### Dataset
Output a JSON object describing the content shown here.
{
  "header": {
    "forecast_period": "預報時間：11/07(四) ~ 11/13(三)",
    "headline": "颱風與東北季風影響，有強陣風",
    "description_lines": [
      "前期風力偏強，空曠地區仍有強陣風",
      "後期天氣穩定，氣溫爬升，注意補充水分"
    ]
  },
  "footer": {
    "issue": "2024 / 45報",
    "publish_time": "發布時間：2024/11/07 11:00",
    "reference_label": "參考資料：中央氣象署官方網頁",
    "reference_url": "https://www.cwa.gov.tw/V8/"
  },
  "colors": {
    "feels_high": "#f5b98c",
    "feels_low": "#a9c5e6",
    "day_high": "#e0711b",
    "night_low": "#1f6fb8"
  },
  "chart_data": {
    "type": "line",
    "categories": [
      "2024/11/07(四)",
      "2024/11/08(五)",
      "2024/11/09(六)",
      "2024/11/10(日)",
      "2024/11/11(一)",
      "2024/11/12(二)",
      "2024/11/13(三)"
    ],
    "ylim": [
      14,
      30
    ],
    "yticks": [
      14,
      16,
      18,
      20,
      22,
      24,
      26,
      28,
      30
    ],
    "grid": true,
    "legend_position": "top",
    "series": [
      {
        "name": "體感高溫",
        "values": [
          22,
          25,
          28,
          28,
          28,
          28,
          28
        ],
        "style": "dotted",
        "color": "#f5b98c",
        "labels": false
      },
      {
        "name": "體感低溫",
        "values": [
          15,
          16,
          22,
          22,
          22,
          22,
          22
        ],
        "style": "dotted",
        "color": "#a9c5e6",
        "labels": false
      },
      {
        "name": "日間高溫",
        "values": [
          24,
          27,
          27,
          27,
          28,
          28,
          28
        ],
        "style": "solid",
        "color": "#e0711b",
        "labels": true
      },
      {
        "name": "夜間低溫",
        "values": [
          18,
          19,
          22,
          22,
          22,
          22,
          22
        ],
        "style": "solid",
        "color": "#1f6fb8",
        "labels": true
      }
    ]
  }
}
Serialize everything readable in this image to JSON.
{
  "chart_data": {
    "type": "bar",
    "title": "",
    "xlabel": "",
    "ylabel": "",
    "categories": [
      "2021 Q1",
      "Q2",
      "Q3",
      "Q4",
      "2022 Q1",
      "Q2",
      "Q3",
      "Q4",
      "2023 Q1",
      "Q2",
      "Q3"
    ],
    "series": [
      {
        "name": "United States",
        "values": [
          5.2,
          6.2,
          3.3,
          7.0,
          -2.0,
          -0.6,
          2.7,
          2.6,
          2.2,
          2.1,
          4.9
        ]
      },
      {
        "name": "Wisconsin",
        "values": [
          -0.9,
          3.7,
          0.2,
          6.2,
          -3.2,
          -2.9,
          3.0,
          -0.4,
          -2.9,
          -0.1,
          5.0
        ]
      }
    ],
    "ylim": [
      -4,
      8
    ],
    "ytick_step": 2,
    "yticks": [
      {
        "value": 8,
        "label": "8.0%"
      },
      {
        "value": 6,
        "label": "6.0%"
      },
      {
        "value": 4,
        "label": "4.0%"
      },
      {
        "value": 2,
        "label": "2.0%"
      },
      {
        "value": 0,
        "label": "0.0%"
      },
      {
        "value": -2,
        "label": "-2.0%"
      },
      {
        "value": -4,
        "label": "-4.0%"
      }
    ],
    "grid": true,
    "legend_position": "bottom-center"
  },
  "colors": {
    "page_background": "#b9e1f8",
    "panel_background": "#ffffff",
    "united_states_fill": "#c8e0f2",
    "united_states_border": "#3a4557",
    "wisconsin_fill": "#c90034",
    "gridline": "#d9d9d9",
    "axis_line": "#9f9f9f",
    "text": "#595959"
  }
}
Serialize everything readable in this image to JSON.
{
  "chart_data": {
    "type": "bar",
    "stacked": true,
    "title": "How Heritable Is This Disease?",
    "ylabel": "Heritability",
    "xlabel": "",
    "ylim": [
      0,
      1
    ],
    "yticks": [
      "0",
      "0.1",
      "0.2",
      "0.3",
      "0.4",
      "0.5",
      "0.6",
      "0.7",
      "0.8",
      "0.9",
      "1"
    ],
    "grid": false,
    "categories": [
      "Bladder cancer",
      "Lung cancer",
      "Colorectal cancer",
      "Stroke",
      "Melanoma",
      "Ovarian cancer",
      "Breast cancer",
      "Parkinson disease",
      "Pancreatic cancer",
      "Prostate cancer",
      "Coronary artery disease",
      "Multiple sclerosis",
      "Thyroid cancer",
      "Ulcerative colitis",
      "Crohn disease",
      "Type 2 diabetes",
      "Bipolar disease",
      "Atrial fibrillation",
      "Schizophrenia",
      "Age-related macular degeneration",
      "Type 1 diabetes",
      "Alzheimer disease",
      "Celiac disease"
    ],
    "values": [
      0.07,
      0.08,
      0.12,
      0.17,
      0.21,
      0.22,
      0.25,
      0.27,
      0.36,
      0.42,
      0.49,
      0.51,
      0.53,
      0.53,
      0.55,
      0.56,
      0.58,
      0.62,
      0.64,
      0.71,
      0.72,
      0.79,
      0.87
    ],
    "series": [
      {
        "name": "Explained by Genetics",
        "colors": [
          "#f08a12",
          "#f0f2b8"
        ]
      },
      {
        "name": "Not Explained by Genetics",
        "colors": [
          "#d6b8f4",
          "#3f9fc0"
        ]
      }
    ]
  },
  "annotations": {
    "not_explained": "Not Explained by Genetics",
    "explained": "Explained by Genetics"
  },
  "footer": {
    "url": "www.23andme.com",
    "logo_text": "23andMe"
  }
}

### What is being asked
How many of the lines in the listing above hold the word "name"? Report only that figure.

### Response to this task
8